> _Dataset extract_:
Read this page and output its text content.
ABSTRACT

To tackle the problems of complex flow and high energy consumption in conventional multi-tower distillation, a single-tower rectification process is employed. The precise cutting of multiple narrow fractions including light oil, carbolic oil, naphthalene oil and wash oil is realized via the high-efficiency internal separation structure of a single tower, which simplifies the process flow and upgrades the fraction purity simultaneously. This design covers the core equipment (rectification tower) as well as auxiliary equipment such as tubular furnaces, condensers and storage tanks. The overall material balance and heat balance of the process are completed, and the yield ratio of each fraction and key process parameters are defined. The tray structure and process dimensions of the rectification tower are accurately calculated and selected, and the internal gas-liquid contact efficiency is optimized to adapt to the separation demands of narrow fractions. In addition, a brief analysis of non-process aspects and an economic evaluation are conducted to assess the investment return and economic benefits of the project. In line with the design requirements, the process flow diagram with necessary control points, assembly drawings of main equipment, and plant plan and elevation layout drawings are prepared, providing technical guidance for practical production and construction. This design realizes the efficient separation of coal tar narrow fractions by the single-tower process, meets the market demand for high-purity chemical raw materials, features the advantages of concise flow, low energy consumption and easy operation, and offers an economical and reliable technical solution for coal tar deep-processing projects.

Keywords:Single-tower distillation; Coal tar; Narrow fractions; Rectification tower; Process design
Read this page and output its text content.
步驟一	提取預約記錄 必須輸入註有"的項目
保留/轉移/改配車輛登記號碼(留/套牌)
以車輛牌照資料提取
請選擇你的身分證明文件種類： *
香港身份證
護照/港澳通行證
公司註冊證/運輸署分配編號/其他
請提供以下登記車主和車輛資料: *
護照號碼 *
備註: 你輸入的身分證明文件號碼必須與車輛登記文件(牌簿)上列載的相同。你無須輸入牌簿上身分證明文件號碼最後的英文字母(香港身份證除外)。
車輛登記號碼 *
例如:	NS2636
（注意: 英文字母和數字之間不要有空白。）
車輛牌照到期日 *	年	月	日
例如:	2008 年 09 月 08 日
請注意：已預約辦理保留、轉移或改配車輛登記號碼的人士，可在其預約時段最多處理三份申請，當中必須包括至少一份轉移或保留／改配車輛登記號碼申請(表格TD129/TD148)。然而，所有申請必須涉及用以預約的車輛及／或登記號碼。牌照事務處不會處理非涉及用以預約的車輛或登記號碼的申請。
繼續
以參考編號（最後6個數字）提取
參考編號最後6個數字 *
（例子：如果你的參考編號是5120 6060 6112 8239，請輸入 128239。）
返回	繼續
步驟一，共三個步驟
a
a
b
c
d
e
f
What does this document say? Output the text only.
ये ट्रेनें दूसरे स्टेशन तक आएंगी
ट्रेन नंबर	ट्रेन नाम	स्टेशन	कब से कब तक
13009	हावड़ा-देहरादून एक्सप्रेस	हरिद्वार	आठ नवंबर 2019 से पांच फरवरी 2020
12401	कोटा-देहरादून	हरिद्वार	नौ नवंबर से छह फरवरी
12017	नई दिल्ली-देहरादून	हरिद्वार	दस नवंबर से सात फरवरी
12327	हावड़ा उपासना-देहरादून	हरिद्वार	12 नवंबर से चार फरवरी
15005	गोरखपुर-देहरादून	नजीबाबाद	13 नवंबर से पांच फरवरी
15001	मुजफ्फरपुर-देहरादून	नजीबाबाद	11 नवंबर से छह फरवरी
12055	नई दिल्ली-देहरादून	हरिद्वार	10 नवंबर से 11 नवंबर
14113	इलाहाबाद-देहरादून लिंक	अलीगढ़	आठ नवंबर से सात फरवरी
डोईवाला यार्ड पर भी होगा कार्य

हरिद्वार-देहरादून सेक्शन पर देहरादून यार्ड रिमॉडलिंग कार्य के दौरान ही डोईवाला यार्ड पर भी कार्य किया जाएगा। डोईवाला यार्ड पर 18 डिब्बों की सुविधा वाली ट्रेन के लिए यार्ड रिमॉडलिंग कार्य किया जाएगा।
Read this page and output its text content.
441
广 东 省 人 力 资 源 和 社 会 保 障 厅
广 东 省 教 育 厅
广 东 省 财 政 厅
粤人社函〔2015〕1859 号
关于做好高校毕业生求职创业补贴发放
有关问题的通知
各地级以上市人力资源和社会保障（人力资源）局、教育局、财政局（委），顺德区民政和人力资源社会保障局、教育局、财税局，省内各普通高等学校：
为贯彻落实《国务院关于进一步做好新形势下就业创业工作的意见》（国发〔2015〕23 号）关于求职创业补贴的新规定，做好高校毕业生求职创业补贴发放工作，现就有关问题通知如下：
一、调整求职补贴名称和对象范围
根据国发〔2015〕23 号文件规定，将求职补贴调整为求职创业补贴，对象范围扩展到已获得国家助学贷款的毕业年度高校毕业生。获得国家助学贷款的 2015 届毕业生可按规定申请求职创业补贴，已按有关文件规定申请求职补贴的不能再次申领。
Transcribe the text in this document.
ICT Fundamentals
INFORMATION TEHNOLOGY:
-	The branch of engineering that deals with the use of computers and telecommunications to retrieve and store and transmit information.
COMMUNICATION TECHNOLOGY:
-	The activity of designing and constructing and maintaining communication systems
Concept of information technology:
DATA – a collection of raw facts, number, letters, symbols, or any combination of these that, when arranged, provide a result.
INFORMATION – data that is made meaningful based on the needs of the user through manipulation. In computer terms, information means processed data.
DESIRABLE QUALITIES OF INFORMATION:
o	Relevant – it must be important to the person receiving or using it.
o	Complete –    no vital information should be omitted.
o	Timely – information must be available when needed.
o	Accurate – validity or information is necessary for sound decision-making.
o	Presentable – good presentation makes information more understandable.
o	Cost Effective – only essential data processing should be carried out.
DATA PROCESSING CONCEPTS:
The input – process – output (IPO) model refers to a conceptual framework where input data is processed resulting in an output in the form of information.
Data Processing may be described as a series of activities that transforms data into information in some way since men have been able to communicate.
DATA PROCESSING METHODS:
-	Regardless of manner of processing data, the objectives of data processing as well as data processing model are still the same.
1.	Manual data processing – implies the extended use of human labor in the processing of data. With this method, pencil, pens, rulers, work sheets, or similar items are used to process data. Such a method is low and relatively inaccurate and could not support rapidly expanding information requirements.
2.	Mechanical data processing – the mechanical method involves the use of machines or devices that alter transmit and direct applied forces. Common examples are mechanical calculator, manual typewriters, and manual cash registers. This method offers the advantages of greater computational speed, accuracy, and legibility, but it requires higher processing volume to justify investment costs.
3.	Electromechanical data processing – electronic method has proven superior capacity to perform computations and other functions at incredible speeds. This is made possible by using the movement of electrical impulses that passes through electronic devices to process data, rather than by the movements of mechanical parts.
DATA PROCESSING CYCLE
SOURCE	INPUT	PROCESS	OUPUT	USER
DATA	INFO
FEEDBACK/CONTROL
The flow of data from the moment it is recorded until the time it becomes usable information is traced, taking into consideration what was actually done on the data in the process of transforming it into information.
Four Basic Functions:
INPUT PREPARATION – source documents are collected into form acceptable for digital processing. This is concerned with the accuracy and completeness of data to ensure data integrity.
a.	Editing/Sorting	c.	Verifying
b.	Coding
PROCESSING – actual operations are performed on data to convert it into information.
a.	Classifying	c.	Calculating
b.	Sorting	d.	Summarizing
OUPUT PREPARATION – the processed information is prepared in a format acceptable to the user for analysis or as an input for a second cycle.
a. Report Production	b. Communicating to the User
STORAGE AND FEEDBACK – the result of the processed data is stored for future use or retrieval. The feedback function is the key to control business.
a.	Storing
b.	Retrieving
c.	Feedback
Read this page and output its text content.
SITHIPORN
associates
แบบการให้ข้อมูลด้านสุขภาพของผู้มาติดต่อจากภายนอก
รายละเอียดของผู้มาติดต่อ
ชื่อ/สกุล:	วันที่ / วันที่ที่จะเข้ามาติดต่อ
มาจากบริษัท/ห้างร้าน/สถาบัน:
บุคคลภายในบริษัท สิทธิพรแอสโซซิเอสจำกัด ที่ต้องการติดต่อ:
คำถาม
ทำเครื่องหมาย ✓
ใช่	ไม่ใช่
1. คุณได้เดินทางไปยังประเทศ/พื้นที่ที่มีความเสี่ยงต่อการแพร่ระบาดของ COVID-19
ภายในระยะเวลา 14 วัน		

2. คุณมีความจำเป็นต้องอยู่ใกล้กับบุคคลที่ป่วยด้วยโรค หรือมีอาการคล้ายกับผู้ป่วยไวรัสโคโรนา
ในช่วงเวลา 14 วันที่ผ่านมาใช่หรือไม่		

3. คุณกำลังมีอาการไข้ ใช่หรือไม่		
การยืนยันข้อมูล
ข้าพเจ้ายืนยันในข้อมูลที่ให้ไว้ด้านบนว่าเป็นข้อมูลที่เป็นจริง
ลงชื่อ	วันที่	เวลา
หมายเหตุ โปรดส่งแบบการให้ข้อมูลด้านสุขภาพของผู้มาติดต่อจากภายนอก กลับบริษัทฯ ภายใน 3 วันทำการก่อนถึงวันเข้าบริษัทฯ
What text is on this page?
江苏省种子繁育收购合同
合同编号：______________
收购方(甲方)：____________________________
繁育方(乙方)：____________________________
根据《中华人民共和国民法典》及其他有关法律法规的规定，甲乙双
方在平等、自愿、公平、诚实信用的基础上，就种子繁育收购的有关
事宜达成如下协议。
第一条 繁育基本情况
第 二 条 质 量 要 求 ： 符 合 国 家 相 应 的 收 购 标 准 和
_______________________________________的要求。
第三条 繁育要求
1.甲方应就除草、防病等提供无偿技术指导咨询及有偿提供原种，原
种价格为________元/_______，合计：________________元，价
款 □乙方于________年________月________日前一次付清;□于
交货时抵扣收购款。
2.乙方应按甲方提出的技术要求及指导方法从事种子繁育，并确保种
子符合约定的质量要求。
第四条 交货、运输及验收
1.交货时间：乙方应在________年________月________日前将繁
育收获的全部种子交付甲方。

> _Problem requirements_:
Gather from the records above every line containing the string "through".

> _Exercise solution_:
INFORMATION – data that is made meaningful based on the needs of the user through manipulation. In computer terms, information means processed data.
3.	Electromechanical data processing – electronic method has proven superior capacity to perform computations and other functions at incredible speeds. This is made possible by using the movement of electrical impulses that passes through electronic devices to process data, rather than by the movements of mechanical parts.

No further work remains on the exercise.